_WHAT IS BEING ASKED_:
Write down each entry again, exactly as it reads.

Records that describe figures
Start

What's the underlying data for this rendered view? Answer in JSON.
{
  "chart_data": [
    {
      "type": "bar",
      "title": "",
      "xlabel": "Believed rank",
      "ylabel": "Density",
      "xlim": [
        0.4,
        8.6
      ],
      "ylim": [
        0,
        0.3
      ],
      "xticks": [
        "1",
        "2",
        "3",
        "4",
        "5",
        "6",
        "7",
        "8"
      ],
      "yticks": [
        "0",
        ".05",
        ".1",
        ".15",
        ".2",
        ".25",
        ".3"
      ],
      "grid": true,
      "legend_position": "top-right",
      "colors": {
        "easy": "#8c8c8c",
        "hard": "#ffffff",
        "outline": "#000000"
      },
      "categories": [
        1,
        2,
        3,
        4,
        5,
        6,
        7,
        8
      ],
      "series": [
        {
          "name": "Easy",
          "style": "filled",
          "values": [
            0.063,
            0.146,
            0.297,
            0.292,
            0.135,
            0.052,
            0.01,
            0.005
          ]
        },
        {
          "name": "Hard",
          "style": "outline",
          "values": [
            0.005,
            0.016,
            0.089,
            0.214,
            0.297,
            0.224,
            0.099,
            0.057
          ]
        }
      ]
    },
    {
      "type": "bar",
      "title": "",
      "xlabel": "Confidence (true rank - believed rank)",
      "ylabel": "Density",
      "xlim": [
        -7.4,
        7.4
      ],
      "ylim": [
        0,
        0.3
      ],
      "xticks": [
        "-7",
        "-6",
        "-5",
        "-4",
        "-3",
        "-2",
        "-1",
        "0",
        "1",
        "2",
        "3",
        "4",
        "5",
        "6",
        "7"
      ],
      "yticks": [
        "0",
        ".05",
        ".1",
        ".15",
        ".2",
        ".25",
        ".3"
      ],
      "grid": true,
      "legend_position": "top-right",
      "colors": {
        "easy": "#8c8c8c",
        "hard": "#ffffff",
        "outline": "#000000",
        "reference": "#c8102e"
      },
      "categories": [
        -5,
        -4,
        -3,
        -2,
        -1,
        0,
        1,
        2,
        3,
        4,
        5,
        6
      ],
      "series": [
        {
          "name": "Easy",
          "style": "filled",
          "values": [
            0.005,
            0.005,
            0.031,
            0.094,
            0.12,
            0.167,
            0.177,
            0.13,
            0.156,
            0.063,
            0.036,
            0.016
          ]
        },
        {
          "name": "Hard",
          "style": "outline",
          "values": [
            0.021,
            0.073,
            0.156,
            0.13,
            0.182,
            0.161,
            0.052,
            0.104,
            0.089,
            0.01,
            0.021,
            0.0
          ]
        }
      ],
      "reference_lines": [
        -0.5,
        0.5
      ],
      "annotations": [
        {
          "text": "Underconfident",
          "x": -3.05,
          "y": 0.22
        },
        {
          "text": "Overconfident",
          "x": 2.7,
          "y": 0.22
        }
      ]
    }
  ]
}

End

_COMPLETED TASK_:
What's the underlying data for this rendered view? Answer in JSON.
{
  "chart_data": [
    {
      "type": "bar",
      "title": "",
      "xlabel": "Believed rank",
      "ylabel": "Density",
      "xlim": [
        0.4,
        8.6
      ],
      "ylim": [
        0,
        0.3
      ],
      "xticks": [
        "1",
        "2",
        "3",
        "4",
        "5",
        "6",
        "7",
        "8"
      ],
      "yticks": [
        "0",
        ".05",
        ".1",
        ".15",
        ".2",
        ".25",
        ".3"
      ],
      "grid": true,
      "legend_position": "top-right",
      "colors": {
        "easy": "#8c8c8c",
        "hard": "#ffffff",
        "outline": "#000000"
      },
      "categories": [
        1,
        2,
        3,
        4,
        5,
        6,
        7,
        8
      ],
      "series": [
        {
          "name": "Easy",
          "style": "filled",
          "values": [
            0.063,
            0.146,
            0.297,
            0.292,
            0.135,
            0.052,
            0.01,
            0.005
          ]
        },
        {
          "name": "Hard",
          "style": "outline",
          "values": [
            0.005,
            0.016,
            0.089,
            0.214,
            0.297,
            0.224,
            0.099,
            0.057
          ]
        }
      ]
    },
    {
      "type": "bar",
      "title": "",
      "xlabel": "Confidence (true rank - believed rank)",
      "ylabel": "Density",
      "xlim": [
        -7.4,
        7.4
      ],
      "ylim": [
        0,
        0.3
      ],
      "xticks": [
        "-7",
        "-6",
        "-5",
        "-4",
        "-3",
        "-2",
        "-1",
        "0",
        "1",
        "2",
        "3",
        "4",
        "5",
        "6",
        "7"
      ],
      "yticks": [
        "0",
        ".05",
        ".1",
        ".15",
        ".2",
        ".25",
        ".3"
      ],
      "grid": true,
      "legend_position": "top-right",
      "colors": {
        "easy": "#8c8c8c",
        "hard": "#ffffff",
        "outline": "#000000",
        "reference": "#c8102e"
      },
      "categories": [
        -5,
        -4,
        -3,
        -2,
        -1,
        0,
        1,
        2,
        3,
        4,
        5,
        6
      ],
      "series": [
        {
          "name": "Easy",
          "style": "filled",
          "values": [
            0.005,
            0.005,
            0.031,
            0.094,
            0.12,
            0.167,
            0.177,
            0.13,
            0.156,
            0.063,
            0.036,
            0.016
          ]
        },
        {
          "name": "Hard",
          "style": "outline",
          "values": [
            0.021,
            0.073,
            0.156,
            0.13,
            0.182,
            0.161,
            0.052,
            0.104,
            0.089,
            0.01,
            0.021,
            0.0
          ]
        }
      ],
      "reference_lines": [
        -0.5,
        0.5
      ],
      "annotations": [
        {
          "text": "Underconfident",
          "x": -3.05,
          "y": 0.22
        },
        {
          "text": "Overconfident",
          "x": 2.7,
          "y": 0.22
        }
      ]
    }
  ]
}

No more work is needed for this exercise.